**Problem to solve:**
Would you quote the material below in full and unchanged?

-*-*-

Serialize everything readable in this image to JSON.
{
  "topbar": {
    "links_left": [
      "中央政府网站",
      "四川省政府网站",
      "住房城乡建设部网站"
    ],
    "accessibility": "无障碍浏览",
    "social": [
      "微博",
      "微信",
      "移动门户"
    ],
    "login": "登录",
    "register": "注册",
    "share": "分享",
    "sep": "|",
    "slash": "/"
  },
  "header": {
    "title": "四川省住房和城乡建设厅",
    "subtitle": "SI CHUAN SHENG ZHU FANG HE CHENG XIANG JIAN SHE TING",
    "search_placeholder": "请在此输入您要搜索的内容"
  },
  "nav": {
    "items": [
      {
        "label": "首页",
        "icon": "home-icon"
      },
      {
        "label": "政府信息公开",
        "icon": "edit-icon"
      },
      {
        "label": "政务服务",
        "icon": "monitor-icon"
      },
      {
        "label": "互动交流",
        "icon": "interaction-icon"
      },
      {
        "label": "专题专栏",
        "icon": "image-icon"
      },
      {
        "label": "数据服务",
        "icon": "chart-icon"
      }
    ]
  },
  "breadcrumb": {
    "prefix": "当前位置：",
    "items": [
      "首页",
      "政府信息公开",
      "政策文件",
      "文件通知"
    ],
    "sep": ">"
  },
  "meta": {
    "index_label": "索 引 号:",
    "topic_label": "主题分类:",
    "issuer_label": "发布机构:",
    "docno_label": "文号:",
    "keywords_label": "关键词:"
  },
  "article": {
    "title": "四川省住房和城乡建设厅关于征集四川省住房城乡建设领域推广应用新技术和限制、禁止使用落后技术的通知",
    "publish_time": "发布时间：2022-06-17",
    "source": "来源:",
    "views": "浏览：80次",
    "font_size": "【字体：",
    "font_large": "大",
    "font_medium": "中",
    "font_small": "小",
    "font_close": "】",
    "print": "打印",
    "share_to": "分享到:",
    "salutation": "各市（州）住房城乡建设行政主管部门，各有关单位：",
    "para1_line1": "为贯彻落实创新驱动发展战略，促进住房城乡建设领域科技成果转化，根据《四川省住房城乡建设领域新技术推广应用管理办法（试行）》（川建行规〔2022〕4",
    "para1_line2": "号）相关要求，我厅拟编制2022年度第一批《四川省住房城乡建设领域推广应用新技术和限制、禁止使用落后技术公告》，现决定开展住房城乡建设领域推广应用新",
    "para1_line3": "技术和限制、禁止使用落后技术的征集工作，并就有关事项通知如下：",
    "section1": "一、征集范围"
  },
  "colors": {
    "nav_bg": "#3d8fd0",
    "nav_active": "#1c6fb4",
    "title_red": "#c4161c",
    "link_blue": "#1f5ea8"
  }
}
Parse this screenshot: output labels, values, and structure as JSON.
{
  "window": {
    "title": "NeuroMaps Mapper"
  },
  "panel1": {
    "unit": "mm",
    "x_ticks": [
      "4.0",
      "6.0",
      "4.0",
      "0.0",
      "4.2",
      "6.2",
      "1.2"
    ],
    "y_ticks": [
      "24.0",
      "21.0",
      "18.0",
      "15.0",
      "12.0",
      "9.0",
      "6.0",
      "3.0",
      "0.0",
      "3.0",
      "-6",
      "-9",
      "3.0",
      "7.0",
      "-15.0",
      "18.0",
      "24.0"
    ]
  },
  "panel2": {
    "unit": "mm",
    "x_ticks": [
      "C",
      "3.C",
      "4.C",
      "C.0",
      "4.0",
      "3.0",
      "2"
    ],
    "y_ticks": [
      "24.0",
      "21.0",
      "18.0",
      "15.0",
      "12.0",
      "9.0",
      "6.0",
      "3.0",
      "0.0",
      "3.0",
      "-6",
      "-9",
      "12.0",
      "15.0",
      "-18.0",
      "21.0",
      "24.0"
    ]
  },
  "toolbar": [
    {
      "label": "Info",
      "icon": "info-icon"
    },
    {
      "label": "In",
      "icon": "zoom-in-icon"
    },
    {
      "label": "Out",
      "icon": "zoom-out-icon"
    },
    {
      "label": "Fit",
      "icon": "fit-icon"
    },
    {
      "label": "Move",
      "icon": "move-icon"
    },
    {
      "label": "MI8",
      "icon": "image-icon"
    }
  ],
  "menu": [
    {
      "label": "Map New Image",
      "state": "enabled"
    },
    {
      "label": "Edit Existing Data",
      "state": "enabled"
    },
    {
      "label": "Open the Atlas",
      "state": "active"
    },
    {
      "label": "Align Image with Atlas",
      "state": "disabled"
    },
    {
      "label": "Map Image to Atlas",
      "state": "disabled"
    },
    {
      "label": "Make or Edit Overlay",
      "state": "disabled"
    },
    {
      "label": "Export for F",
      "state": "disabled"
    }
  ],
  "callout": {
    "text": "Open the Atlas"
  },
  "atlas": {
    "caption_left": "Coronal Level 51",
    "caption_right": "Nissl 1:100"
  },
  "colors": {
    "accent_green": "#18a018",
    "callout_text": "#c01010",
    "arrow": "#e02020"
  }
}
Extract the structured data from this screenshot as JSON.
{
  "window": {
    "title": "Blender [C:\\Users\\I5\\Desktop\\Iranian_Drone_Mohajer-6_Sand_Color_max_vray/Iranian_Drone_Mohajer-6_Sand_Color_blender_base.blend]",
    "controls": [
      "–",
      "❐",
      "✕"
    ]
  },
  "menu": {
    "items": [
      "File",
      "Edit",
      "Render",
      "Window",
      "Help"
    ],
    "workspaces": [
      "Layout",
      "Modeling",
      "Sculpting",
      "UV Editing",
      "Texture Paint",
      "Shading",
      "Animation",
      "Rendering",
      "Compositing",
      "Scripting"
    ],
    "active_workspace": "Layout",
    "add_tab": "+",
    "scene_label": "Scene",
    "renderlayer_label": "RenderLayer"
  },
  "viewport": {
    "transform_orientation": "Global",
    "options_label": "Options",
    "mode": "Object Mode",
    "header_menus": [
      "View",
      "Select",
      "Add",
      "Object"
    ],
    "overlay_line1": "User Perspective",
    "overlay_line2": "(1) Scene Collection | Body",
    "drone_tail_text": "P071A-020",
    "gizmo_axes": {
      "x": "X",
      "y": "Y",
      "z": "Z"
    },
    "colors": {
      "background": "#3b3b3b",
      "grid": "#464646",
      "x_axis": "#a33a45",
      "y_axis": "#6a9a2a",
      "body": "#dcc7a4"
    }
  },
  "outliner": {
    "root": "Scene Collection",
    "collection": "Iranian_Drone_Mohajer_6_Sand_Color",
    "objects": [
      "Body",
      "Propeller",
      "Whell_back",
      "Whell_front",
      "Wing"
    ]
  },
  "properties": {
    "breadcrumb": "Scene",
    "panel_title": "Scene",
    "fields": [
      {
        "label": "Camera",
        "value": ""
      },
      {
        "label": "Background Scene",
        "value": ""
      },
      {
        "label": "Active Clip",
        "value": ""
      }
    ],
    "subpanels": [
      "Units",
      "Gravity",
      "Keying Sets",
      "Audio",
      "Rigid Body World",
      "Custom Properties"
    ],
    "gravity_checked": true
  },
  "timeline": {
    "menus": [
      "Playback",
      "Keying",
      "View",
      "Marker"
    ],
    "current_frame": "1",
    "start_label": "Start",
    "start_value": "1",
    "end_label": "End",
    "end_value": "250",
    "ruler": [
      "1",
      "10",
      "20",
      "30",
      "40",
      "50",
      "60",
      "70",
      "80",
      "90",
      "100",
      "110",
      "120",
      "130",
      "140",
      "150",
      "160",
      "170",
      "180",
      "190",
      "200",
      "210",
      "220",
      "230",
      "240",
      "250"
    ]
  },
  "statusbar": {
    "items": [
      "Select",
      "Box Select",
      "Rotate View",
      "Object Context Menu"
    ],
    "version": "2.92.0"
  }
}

-*-*-

**Exercise solution:**
Serialize everything readable in this image to JSON.
{
  "topbar": {
    "links_left": [
      "中央政府网站",
      "四川省政府网站",
      "住房城乡建设部网站"
    ],
    "accessibility": "无障碍浏览",
    "social": [
      "微博",
      "微信",
      "移动门户"
    ],
    "login": "登录",
    "register": "注册",
    "share": "分享",
    "sep": "|",
    "slash": "/"
  },
  "header": {
    "title": "四川省住房和城乡建设厅",
    "subtitle": "SI CHUAN SHENG ZHU FANG HE CHENG XIANG JIAN SHE TING",
    "search_placeholder": "请在此输入您要搜索的内容"
  },
  "nav": {
    "items": [
      {
        "label": "首页",
        "icon": "home-icon"
      },
      {
        "label": "政府信息公开",
        "icon": "edit-icon"
      },
      {
        "label": "政务服务",
        "icon": "monitor-icon"
      },
      {
        "label": "互动交流",
        "icon": "interaction-icon"
      },
      {
        "label": "专题专栏",
        "icon": "image-icon"
      },
      {
        "label": "数据服务",
        "icon": "chart-icon"
      }
    ]
  },
  "breadcrumb": {
    "prefix": "当前位置：",
    "items": [
      "首页",
      "政府信息公开",
      "政策文件",
      "文件通知"
    ],
    "sep": ">"
  },
  "meta": {
    "index_label": "索 引 号:",
    "topic_label": "主题分类:",
    "issuer_label": "发布机构:",
    "docno_label": "文号:",
    "keywords_label": "关键词:"
  },
  "article": {
    "title": "四川省住房和城乡建设厅关于征集四川省住房城乡建设领域推广应用新技术和限制、禁止使用落后技术的通知",
    "publish_time": "发布时间：2022-06-17",
    "source": "来源:",
    "views": "浏览：80次",
    "font_size": "【字体：",
    "font_large": "大",
    "font_medium": "中",
    "font_small": "小",
    "font_close": "】",
    "print": "打印",
    "share_to": "分享到:",
    "salutation": "各市（州）住房城乡建设行政主管部门，各有关单位：",
    "para1_line1": "为贯彻落实创新驱动发展战略，促进住房城乡建设领域科技成果转化，根据《四川省住房城乡建设领域新技术推广应用管理办法（试行）》（川建行规〔2022〕4",
    "para1_line2": "号）相关要求，我厅拟编制2022年度第一批《四川省住房城乡建设领域推广应用新技术和限制、禁止使用落后技术公告》，现决定开展住房城乡建设领域推广应用新",
    "para1_line3": "技术和限制、禁止使用落后技术的征集工作，并就有关事项通知如下：",
    "section1": "一、征集范围"
  },
  "colors": {
    "nav_bg": "#3d8fd0",
    "nav_active": "#1c6fb4",
    "title_red": "#c4161c",
    "link_blue": "#1f5ea8"
  }
}
Parse this screenshot: output labels, values, and structure as JSON.
{
  "window": {
    "title": "NeuroMaps Mapper"
  },
  "panel1": {
    "unit": "mm",
    "x_ticks": [
      "4.0",
      "6.0",
      "4.0",
      "0.0",
      "4.2",
      "6.2",
      "1.2"
    ],
    "y_ticks": [
      "24.0",
      "21.0",
      "18.0",
      "15.0",
      "12.0",
      "9.0",
      "6.0",
      "3.0",
      "0.0",
      "3.0",
      "-6",
      "-9",
      "3.0",
      "7.0",
      "-15.0",
      "18.0",
      "24.0"
    ]
  },
  "panel2": {
    "unit": "mm",
    "x_ticks": [
      "C",
      "3.C",
      "4.C",
      "C.0",
      "4.0",
      "3.0",
      "2"
    ],
    "y_ticks": [
      "24.0",
      "21.0",
      "18.0",
      "15.0",
      "12.0",
      "9.0",
      "6.0",
      "3.0",
      "0.0",
      "3.0",
      "-6",
      "-9",
      "12.0",
      "15.0",
      "-18.0",
      "21.0",
      "24.0"
    ]
  },
  "toolbar": [
    {
      "label": "Info",
      "icon": "info-icon"
    },
    {
      "label": "In",
      "icon": "zoom-in-icon"
    },
    {
      "label": "Out",
      "icon": "zoom-out-icon"
    },
    {
      "label": "Fit",
      "icon": "fit-icon"
    },
    {
      "label": "Move",
      "icon": "move-icon"
    },
    {
      "label": "MI8",
      "icon": "image-icon"
    }
  ],
  "menu": [
    {
      "label": "Map New Image",
      "state": "enabled"
    },
    {
      "label": "Edit Existing Data",
      "state": "enabled"
    },
    {
      "label": "Open the Atlas",
      "state": "active"
    },
    {
      "label": "Align Image with Atlas",
      "state": "disabled"
    },
    {
      "label": "Map Image to Atlas",
      "state": "disabled"
    },
    {
      "label": "Make or Edit Overlay",
      "state": "disabled"
    },
    {
      "label": "Export for F",
      "state": "disabled"
    }
  ],
  "callout": {
    "text": "Open the Atlas"
  },
  "atlas": {
    "caption_left": "Coronal Level 51",
    "caption_right": "Nissl 1:100"
  },
  "colors": {
    "accent_green": "#18a018",
    "callout_text": "#c01010",
    "arrow": "#e02020"
  }
}
Extract the structured data from this screenshot as JSON.
{
  "window": {
    "title": "Blender [C:\\Users\\I5\\Desktop\\Iranian_Drone_Mohajer-6_Sand_Color_max_vray/Iranian_Drone_Mohajer-6_Sand_Color_blender_base.blend]",
    "controls": [
      "–",
      "❐",
      "✕"
    ]
  },
  "menu": {
    "items": [
      "File",
      "Edit",
      "Render",
      "Window",
      "Help"
    ],
    "workspaces": [
      "Layout",
      "Modeling",
      "Sculpting",
      "UV Editing",
      "Texture Paint",
      "Shading",
      "Animation",
      "Rendering",
      "Compositing",
      "Scripting"
    ],
    "active_workspace": "Layout",
    "add_tab": "+",
    "scene_label": "Scene",
    "renderlayer_label": "RenderLayer"
  },
  "viewport": {
    "transform_orientation": "Global",
    "options_label": "Options",
    "mode": "Object Mode",
    "header_menus": [
      "View",
      "Select",
      "Add",
      "Object"
    ],
    "overlay_line1": "User Perspective",
    "overlay_line2": "(1) Scene Collection | Body",
    "drone_tail_text": "P071A-020",
    "gizmo_axes": {
      "x": "X",
      "y": "Y",
      "z": "Z"
    },
    "colors": {
      "background": "#3b3b3b",
      "grid": "#464646",
      "x_axis": "#a33a45",
      "y_axis": "#6a9a2a",
      "body": "#dcc7a4"
    }
  },
  "outliner": {
    "root": "Scene Collection",
    "collection": "Iranian_Drone_Mohajer_6_Sand_Color",
    "objects": [
      "Body",
      "Propeller",
      "Whell_back",
      "Whell_front",
      "Wing"
    ]
  },
  "properties": {
    "breadcrumb": "Scene",
    "panel_title": "Scene",
    "fields": [
      {
        "label": "Camera",
        "value": ""
      },
      {
        "label": "Background Scene",
        "value": ""
      },
      {
        "label": "Active Clip",
        "value": ""
      }
    ],
    "subpanels": [
      "Units",
      "Gravity",
      "Keying Sets",
      "Audio",
      "Rigid Body World",
      "Custom Properties"
    ],
    "gravity_checked": true
  },
  "timeline": {
    "menus": [
      "Playback",
      "Keying",
      "View",
      "Marker"
    ],
    "current_frame": "1",
    "start_label": "Start",
    "start_value": "1",
    "end_label": "End",
    "end_value": "250",
    "ruler": [
      "1",
      "10",
      "20",
      "30",
      "40",
      "50",
      "60",
      "70",
      "80",
      "90",
      "100",
      "110",
      "120",
      "130",
      "140",
      "150",
      "160",
      "170",
      "180",
      "190",
      "200",
      "210",
      "220",
      "230",
      "240",
      "250"
    ]
  },
  "statusbar": {
    "items": [
      "Select",
      "Box Select",
      "Rotate View",
      "Object Context Menu"
    ],
    "version": "2.92.0"
  }
}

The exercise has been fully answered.